What you will do: Find how many lines of the listing include the string "following", and report only that figure.

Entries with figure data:
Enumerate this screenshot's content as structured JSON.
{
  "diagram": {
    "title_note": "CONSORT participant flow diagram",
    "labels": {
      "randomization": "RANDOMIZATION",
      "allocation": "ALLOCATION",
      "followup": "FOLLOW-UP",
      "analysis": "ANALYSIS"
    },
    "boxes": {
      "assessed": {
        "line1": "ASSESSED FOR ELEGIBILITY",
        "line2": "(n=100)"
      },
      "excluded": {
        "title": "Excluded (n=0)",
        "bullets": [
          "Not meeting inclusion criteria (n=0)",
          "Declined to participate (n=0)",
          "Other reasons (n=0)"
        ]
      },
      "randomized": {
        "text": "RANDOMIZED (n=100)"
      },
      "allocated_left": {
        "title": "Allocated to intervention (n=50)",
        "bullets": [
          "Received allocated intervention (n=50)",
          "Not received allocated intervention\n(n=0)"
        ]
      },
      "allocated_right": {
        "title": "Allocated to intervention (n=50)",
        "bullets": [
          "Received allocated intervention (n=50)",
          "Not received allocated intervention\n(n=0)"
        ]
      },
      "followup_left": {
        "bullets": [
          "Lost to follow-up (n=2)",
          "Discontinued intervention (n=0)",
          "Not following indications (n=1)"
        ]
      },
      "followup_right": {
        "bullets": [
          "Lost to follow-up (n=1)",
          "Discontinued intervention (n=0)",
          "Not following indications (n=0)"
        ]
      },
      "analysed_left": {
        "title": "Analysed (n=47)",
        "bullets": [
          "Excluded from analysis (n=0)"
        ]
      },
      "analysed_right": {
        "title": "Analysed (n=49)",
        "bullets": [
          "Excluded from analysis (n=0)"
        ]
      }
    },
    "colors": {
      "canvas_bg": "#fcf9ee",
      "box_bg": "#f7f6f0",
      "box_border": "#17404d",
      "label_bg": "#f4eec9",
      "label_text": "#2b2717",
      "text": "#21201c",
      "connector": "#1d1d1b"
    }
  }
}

Response to this task: 2